**THE REQUEST:** Restate each of the lines below word for word and drop every picture.

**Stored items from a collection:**

================

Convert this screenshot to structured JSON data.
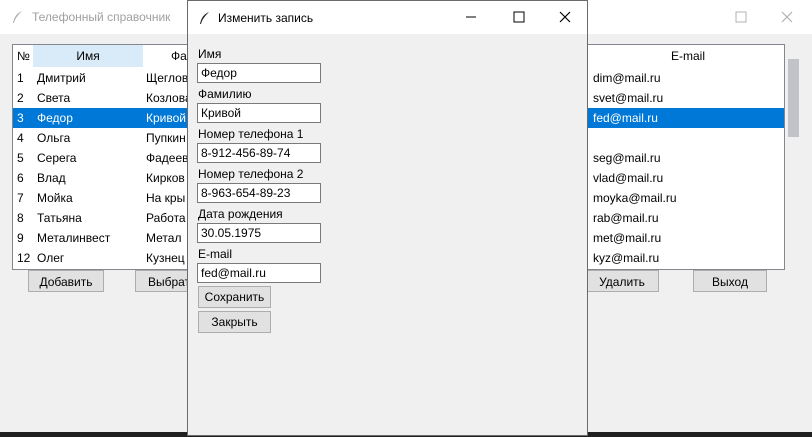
{
  "main_window": {
    "title": "Телефонный справочник",
    "controls": [
      "minimize-icon",
      "maximize-icon"
    ]
  },
  "table": {
    "headers": {
      "num": "№",
      "name": "Имя",
      "surname": "Фа",
      "email": "E-mail"
    },
    "rows": [
      {
        "num": "1",
        "name": "Дмитрий",
        "surname": "Щеглов",
        "email": "dim@mail.ru"
      },
      {
        "num": "2",
        "name": "Света",
        "surname": "Козлова",
        "email": "svet@mail.ru"
      },
      {
        "num": "3",
        "name": "Федор",
        "surname": "Кривой",
        "email": "fed@mail.ru",
        "selected": true
      },
      {
        "num": "4",
        "name": "Ольга",
        "surname": "Пупкин",
        "email": ""
      },
      {
        "num": "5",
        "name": "Серега",
        "surname": "Фадеев",
        "email": "seg@mail.ru"
      },
      {
        "num": "6",
        "name": "Влад",
        "surname": "Кирков",
        "email": "vlad@mail.ru"
      },
      {
        "num": "7",
        "name": "Мойка",
        "surname": "На кры",
        "email": "moyka@mail.ru"
      },
      {
        "num": "8",
        "name": "Татьяна",
        "surname": "Работа",
        "email": "rab@mail.ru"
      },
      {
        "num": "9",
        "name": "Металинвест",
        "surname": "Метал",
        "email": "met@mail.ru"
      },
      {
        "num": "12",
        "name": "Олег",
        "surname": "Кузнец",
        "email": "kyz@mail.ru"
      }
    ]
  },
  "buttons": {
    "add": "Добавить",
    "select": "Выбрат",
    "delete": "Удалить",
    "exit": "Выход"
  },
  "dialog": {
    "title": "Изменить запись",
    "fields": {
      "name_label": "Имя",
      "name_value": "Федор",
      "surname_label": "Фамилию",
      "surname_value": "Кривой",
      "phone1_label": "Номер телефона 1",
      "phone1_value": "8-912-456-89-74",
      "phone2_label": "Номер телефона 2",
      "phone2_value": "8-963-654-89-23",
      "birth_label": "Дата рождения",
      "birth_value": "30.05.1975",
      "email_label": "E-mail",
      "email_value": "fed@mail.ru"
    },
    "save": "Сохранить",
    "close": "Закрыть"
  },
  "colors": {
    "selection": "#0078d7",
    "header_selected": "#d9ebf9"
  }
}
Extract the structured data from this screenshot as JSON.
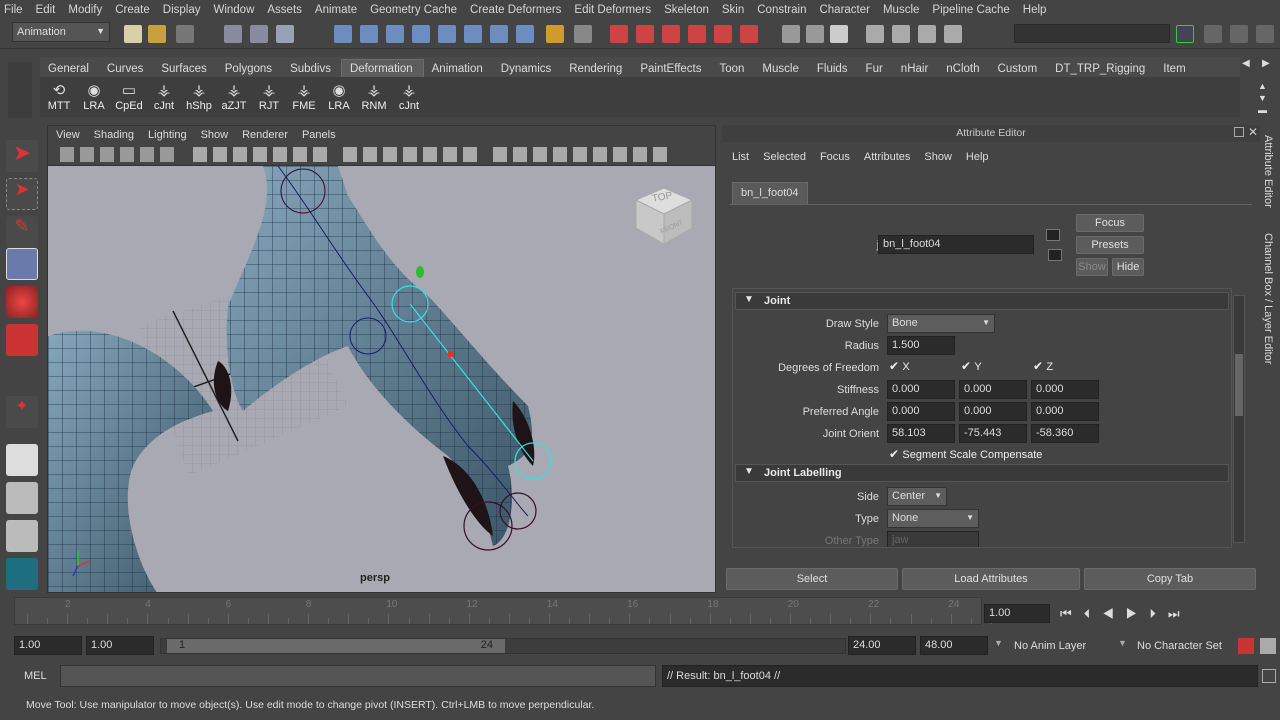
{
  "menus": [
    "File",
    "Edit",
    "Modify",
    "Create",
    "Display",
    "Window",
    "Assets",
    "Animate",
    "Geometry Cache",
    "Create Deformers",
    "Edit Deformers",
    "Skeleton",
    "Skin",
    "Constrain",
    "Character",
    "Muscle",
    "Pipeline Cache",
    "Help"
  ],
  "toolbar": {
    "mode_value": "Animation"
  },
  "shelf_tabs": [
    "General",
    "Curves",
    "Surfaces",
    "Polygons",
    "Subdivs",
    "Deformation",
    "Animation",
    "Dynamics",
    "Rendering",
    "PaintEffects",
    "Toon",
    "Muscle",
    "Fluids",
    "Fur",
    "nHair",
    "nCloth",
    "Custom",
    "DT_TRP_Rigging",
    "Item"
  ],
  "shelf_active": "Deformation",
  "shelf_buttons": [
    "MTT",
    "LRA",
    "CpEd",
    "cJnt",
    "hShp",
    "aZJT",
    "RJT",
    "FME",
    "LRA",
    "RNM",
    "cJnt"
  ],
  "viewport": {
    "menus": [
      "View",
      "Shading",
      "Lighting",
      "Show",
      "Renderer",
      "Panels"
    ],
    "camera_label": "persp",
    "viewcube_top": "TOP",
    "viewcube_front": "FRONT"
  },
  "attribute_editor": {
    "title": "Attribute Editor",
    "menus": [
      "List",
      "Selected",
      "Focus",
      "Attributes",
      "Show",
      "Help"
    ],
    "node_tab": "bn_l_foot04",
    "joint_label": "joint:",
    "joint_value": "bn_l_foot04",
    "buttons": {
      "focus": "Focus",
      "presets": "Presets",
      "show": "Show",
      "hide": "Hide"
    },
    "joint_section": "Joint",
    "draw_style_label": "Draw Style",
    "draw_style_value": "Bone",
    "radius_label": "Radius",
    "radius_value": "1.500",
    "dof_label": "Degrees of Freedom",
    "dof_x": "X",
    "dof_y": "Y",
    "dof_z": "Z",
    "stiffness_label": "Stiffness",
    "stiffness": [
      "0.000",
      "0.000",
      "0.000"
    ],
    "preferred_label": "Preferred Angle",
    "preferred": [
      "0.000",
      "0.000",
      "0.000"
    ],
    "orient_label": "Joint Orient",
    "orient": [
      "58.103",
      "-75.443",
      "-58.360"
    ],
    "segment_label": "Segment Scale Compensate",
    "labelling_section": "Joint Labelling",
    "side_label": "Side",
    "side_value": "Center",
    "type_label": "Type",
    "type_value": "None",
    "other_type_label": "Other Type",
    "other_type_value": "jaw",
    "bottom_buttons": {
      "select": "Select",
      "load": "Load Attributes",
      "copy": "Copy Tab"
    }
  },
  "side_tabs": {
    "ae": "Attribute Editor",
    "cb": "Channel Box / Layer Editor"
  },
  "timeline": {
    "ticks": [
      "2",
      "4",
      "6",
      "8",
      "10",
      "12",
      "14",
      "16",
      "18",
      "20",
      "22",
      "24"
    ],
    "current_frame": "1.00"
  },
  "range": {
    "start": "1.00",
    "playback_start": "1.00",
    "slider_start": "1",
    "slider_end": "24",
    "playback_end": "24.00",
    "end": "48.00",
    "anim_layer": "No Anim Layer",
    "char_set": "No Character Set"
  },
  "command": {
    "mel_label": "MEL",
    "result": "// Result: bn_l_foot04 //"
  },
  "help_line": "Move Tool: Use manipulator to move object(s). Use edit mode to change pivot (INSERT).  Ctrl+LMB to move perpendicular."
}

================

**RESULT FOR THIS TASK:**
Convert this screenshot to structured JSON data.
{
  "main_window": {
    "title": "Телефонный справочник",
    "controls": [
      "minimize-icon",
      "maximize-icon"
    ]
  },
  "table": {
    "headers": {
      "num": "№",
      "name": "Имя",
      "surname": "Фа",
      "email": "E-mail"
    },
    "rows": [
      {
        "num": "1",
        "name": "Дмитрий",
        "surname": "Щеглов",
        "email": "dim@mail.ru"
      },
      {
        "num": "2",
        "name": "Света",
        "surname": "Козлова",
        "email": "svet@mail.ru"
      },
      {
        "num": "3",
        "name": "Федор",
        "surname": "Кривой",
        "email": "fed@mail.ru",
        "selected": true
      },
      {
        "num": "4",
        "name": "Ольга",
        "surname": "Пупкин",
        "email": ""
      },
      {
        "num": "5",
        "name": "Серега",
        "surname": "Фадеев",
        "email": "seg@mail.ru"
      },
      {
        "num": "6",
        "name": "Влад",
        "surname": "Кирков",
        "email": "vlad@mail.ru"
      },
      {
        "num": "7",
        "name": "Мойка",
        "surname": "На кры",
        "email": "moyka@mail.ru"
      },
      {
        "num": "8",
        "name": "Татьяна",
        "surname": "Работа",
        "email": "rab@mail.ru"
      },
      {
        "num": "9",
        "name": "Металинвест",
        "surname": "Метал",
        "email": "met@mail.ru"
      },
      {
        "num": "12",
        "name": "Олег",
        "surname": "Кузнец",
        "email": "kyz@mail.ru"
      }
    ]
  },
  "buttons": {
    "add": "Добавить",
    "select": "Выбрат",
    "delete": "Удалить",
    "exit": "Выход"
  },
  "dialog": {
    "title": "Изменить запись",
    "fields": {
      "name_label": "Имя",
      "name_value": "Федор",
      "surname_label": "Фамилию",
      "surname_value": "Кривой",
      "phone1_label": "Номер телефона 1",
      "phone1_value": "8-912-456-89-74",
      "phone2_label": "Номер телефона 2",
      "phone2_value": "8-963-654-89-23",
      "birth_label": "Дата рождения",
      "birth_value": "30.05.1975",
      "email_label": "E-mail",
      "email_value": "fed@mail.ru"
    },
    "save": "Сохранить",
    "close": "Закрыть"
  },
  "colors": {
    "selection": "#0078d7",
    "header_selected": "#d9ebf9"
  }
}
Extract the structured data from this screenshot as JSON.
{
  "menus": [
    "File",
    "Edit",
    "Modify",
    "Create",
    "Display",
    "Window",
    "Assets",
    "Animate",
    "Geometry Cache",
    "Create Deformers",
    "Edit Deformers",
    "Skeleton",
    "Skin",
    "Constrain",
    "Character",
    "Muscle",
    "Pipeline Cache",
    "Help"
  ],
  "toolbar": {
    "mode_value": "Animation"
  },
  "shelf_tabs": [
    "General",
    "Curves",
    "Surfaces",
    "Polygons",
    "Subdivs",
    "Deformation",
    "Animation",
    "Dynamics",
    "Rendering",
    "PaintEffects",
    "Toon",
    "Muscle",
    "Fluids",
    "Fur",
    "nHair",
    "nCloth",
    "Custom",
    "DT_TRP_Rigging",
    "Item"
  ],
  "shelf_active": "Deformation",
  "shelf_buttons": [
    "MTT",
    "LRA",
    "CpEd",
    "cJnt",
    "hShp",
    "aZJT",
    "RJT",
    "FME",
    "LRA",
    "RNM",
    "cJnt"
  ],
  "viewport": {
    "menus": [
      "View",
      "Shading",
      "Lighting",
      "Show",
      "Renderer",
      "Panels"
    ],
    "camera_label": "persp",
    "viewcube_top": "TOP",
    "viewcube_front": "FRONT"
  },
  "attribute_editor": {
    "title": "Attribute Editor",
    "menus": [
      "List",
      "Selected",
      "Focus",
      "Attributes",
      "Show",
      "Help"
    ],
    "node_tab": "bn_l_foot04",
    "joint_label": "joint:",
    "joint_value": "bn_l_foot04",
    "buttons": {
      "focus": "Focus",
      "presets": "Presets",
      "show": "Show",
      "hide": "Hide"
    },
    "joint_section": "Joint",
    "draw_style_label": "Draw Style",
    "draw_style_value": "Bone",
    "radius_label": "Radius",
    "radius_value": "1.500",
    "dof_label": "Degrees of Freedom",
    "dof_x": "X",
    "dof_y": "Y",
    "dof_z": "Z",
    "stiffness_label": "Stiffness",
    "stiffness": [
      "0.000",
      "0.000",
      "0.000"
    ],
    "preferred_label": "Preferred Angle",
    "preferred": [
      "0.000",
      "0.000",
      "0.000"
    ],
    "orient_label": "Joint Orient",
    "orient": [
      "58.103",
      "-75.443",
      "-58.360"
    ],
    "segment_label": "Segment Scale Compensate",
    "labelling_section": "Joint Labelling",
    "side_label": "Side",
    "side_value": "Center",
    "type_label": "Type",
    "type_value": "None",
    "other_type_label": "Other Type",
    "other_type_value": "jaw",
    "bottom_buttons": {
      "select": "Select",
      "load": "Load Attributes",
      "copy": "Copy Tab"
    }
  },
  "side_tabs": {
    "ae": "Attribute Editor",
    "cb": "Channel Box / Layer Editor"
  },
  "timeline": {
    "ticks": [
      "2",
      "4",
      "6",
      "8",
      "10",
      "12",
      "14",
      "16",
      "18",
      "20",
      "22",
      "24"
    ],
    "current_frame": "1.00"
  },
  "range": {
    "start": "1.00",
    "playback_start": "1.00",
    "slider_start": "1",
    "slider_end": "24",
    "playback_end": "24.00",
    "end": "48.00",
    "anim_layer": "No Anim Layer",
    "char_set": "No Character Set"
  },
  "command": {
    "mel_label": "MEL",
    "result": "// Result: bn_l_foot04 //"
  },
  "help_line": "Move Tool: Use manipulator to move object(s). Use edit mode to change pivot (INSERT).  Ctrl+LMB to move perpendicular."
}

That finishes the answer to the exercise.